Work to complete: Repeat word for word the passage of the structural stability text below, starting with "Herein, all considerations" and going on through "further load increase.".

[Start Text segment]

Stability Criteria and Post-buckling Behavior

Depending on the stiffness of the structure and the loading conditions, different forms for the loss of structural stability can be observed involving bifurcation of equilibria, snap-through, snapback, and flutter instabilities. Reaching the plastic limit load can also be considered as an occurrence of a structural instability but is not further discussed within this chapter.

Bifurcation of equilibrium is characterized by a critical state at which the system switches from a current load-displacement path to an energetically more favorable one. Buckling of beams, plates, or cylindrical shells are examples for equilibrium bifurcations. Snap-through occurs if the structural stiffness of the system with respect to the applied load decreases with an increase in load. When the critical load is reached, the structural stiffness has completely vanished, and the structure snaps through dynamically. This can be observed, e.g., for flat von Mises frames (see, e.g., Bažant and Cedolin 2010, pp. 228) or flat arches and caps. A turning point with a vertical tangent within the load-displacement path indicates a so-called snapback. Snapback can be observed, e.g., for so-called Lee frames (Lee et al., 1968). Characteristic load-displacement diagrams for the different forms of structural instabilities are shown in Fig. 1. Flutter instabilities are characterized by a dynamic swing-up of alternating deformations for loads beyond the critical load and may occur for structures subjected to non-conservative follower loads. If a flutter instability appears, the critical load can only be detected with a dynamic stability criterion.
Fig. 1

Different forms of structural instabilities: (a) bifurcation of equilibrium, (b) snap-through, (c) snapback (under the assumption of a displacement-controlled process)

Herein, all considerations are limited to conservative loads, and hence, the occurrence of flutter instabilities is excluded.

Depending on the geometry of the structure and its local stiffness properties, different global and/or local instabilities may occur; see Fig. 2. Strictly speaking, the overall critical load of the structure is determined by the lowest buckling load obtained under consideration of all possible local and global instabilities. This means, the critical load is the load at which an instability appears first. This does not necessarily mean total collapse of the structure. However, the stiffness of the structure changes, and, consequently, stresses are redistributed having an influence on the structural behavior under further load increase.

[End Text segment]
[Start Records]

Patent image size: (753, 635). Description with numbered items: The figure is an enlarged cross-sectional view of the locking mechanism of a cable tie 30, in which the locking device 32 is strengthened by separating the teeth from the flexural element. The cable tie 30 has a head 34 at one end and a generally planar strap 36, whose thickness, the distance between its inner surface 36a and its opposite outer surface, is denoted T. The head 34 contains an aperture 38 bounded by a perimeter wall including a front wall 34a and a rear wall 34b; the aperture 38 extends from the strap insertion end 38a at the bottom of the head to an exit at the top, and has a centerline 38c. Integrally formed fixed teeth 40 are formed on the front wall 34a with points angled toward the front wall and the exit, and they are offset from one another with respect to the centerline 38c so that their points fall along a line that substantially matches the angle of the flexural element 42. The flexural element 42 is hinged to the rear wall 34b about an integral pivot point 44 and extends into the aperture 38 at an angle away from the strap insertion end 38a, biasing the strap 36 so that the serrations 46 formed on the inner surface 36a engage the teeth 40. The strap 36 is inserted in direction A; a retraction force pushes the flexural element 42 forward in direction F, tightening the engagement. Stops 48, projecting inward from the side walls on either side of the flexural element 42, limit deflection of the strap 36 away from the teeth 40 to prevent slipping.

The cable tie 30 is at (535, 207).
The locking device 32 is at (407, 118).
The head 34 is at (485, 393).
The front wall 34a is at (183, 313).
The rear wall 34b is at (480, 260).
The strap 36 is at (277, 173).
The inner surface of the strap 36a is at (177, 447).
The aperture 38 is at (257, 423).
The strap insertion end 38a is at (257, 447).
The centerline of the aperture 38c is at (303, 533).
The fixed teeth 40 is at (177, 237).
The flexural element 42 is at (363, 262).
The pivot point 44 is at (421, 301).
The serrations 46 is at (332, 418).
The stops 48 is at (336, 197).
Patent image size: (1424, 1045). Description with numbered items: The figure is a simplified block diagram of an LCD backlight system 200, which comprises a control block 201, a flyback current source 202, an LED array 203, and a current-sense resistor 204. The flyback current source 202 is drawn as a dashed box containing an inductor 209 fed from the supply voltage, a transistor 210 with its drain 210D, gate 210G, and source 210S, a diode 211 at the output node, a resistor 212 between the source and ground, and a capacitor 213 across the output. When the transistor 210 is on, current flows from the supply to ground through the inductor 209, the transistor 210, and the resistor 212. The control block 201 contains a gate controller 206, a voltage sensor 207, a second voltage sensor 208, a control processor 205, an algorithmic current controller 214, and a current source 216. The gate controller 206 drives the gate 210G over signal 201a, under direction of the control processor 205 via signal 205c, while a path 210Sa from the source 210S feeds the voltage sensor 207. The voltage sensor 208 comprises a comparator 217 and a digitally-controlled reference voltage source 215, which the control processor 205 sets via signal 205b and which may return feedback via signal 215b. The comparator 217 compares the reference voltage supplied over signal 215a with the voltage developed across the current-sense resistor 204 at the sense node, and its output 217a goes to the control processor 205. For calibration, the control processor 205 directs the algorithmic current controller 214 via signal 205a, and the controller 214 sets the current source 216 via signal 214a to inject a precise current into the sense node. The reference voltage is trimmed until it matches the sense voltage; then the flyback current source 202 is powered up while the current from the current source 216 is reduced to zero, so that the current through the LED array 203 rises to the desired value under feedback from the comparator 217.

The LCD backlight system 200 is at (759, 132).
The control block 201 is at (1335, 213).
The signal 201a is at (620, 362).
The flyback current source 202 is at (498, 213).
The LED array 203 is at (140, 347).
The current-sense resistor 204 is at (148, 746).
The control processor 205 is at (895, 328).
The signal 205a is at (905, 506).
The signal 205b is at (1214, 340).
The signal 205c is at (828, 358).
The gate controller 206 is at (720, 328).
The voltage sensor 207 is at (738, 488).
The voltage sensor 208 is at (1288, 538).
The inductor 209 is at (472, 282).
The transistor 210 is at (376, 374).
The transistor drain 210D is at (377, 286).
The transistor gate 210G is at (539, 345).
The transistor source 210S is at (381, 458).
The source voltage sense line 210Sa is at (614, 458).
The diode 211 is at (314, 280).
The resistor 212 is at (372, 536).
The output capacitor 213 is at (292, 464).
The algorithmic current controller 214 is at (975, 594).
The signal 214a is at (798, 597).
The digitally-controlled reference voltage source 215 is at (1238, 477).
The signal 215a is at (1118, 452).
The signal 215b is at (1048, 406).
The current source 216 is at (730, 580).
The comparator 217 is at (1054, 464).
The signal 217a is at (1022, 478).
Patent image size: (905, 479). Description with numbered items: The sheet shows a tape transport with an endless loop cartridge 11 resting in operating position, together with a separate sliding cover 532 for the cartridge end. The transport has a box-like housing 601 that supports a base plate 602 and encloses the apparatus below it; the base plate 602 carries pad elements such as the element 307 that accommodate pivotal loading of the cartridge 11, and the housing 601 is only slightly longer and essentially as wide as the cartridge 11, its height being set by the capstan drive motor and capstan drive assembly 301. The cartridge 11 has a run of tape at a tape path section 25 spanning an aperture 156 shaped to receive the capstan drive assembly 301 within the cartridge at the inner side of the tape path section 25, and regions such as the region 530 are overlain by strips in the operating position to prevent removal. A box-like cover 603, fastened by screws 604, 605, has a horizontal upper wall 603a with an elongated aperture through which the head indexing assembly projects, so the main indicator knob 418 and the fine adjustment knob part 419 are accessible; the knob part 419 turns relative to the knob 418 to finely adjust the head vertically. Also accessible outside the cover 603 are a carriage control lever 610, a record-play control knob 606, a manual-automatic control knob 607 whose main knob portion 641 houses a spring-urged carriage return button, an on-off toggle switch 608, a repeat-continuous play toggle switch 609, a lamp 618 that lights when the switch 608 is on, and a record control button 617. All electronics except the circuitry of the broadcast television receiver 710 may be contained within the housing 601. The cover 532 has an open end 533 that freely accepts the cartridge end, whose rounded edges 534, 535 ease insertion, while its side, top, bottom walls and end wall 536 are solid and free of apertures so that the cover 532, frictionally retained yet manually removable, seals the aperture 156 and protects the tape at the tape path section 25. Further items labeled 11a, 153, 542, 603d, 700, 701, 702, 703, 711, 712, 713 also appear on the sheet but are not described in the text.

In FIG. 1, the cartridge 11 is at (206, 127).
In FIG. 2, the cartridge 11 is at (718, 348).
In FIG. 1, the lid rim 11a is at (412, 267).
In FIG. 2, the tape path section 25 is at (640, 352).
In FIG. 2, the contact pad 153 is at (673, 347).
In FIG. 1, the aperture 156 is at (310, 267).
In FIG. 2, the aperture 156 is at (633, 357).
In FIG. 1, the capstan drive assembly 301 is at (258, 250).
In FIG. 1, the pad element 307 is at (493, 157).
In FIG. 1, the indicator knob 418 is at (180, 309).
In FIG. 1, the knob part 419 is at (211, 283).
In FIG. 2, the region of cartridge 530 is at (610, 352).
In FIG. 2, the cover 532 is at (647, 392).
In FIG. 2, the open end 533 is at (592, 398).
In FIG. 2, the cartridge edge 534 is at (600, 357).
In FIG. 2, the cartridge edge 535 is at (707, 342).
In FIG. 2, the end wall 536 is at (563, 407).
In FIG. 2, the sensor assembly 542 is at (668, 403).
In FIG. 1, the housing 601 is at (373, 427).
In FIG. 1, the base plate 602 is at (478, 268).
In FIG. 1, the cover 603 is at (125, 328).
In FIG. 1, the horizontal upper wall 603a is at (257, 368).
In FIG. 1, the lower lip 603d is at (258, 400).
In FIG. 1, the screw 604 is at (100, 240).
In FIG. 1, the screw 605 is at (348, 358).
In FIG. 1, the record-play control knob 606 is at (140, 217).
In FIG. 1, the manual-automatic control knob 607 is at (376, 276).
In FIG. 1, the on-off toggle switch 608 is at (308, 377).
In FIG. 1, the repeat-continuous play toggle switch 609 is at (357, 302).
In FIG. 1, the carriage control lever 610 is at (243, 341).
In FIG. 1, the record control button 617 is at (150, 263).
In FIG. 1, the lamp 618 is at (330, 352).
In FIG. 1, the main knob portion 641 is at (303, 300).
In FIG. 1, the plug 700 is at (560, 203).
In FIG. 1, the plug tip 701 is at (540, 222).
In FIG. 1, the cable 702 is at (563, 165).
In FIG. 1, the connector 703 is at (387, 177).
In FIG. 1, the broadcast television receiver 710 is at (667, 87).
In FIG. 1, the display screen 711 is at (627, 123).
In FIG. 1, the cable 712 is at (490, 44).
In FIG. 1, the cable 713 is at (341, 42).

[End Records]

Solution to this task:
Herein, all considerations are limited to conservative loads, and hence, the occurrence of flutter instabilities is excluded.

Depending on the geometry of the structure and its local stiffness properties, different global and/or local instabilities may occur; see Fig. 2. Strictly speaking, the overall critical load of the structure is determined by the lowest buckling load obtained under consideration of all possible local and global instabilities. This means, the critical load is the load at which an instability appears first. This does not necessarily mean total collapse of the structure. However, the stiffness of the structure changes, and, consequently, stresses are redistributed having an influence on the structural behavior under further load increase.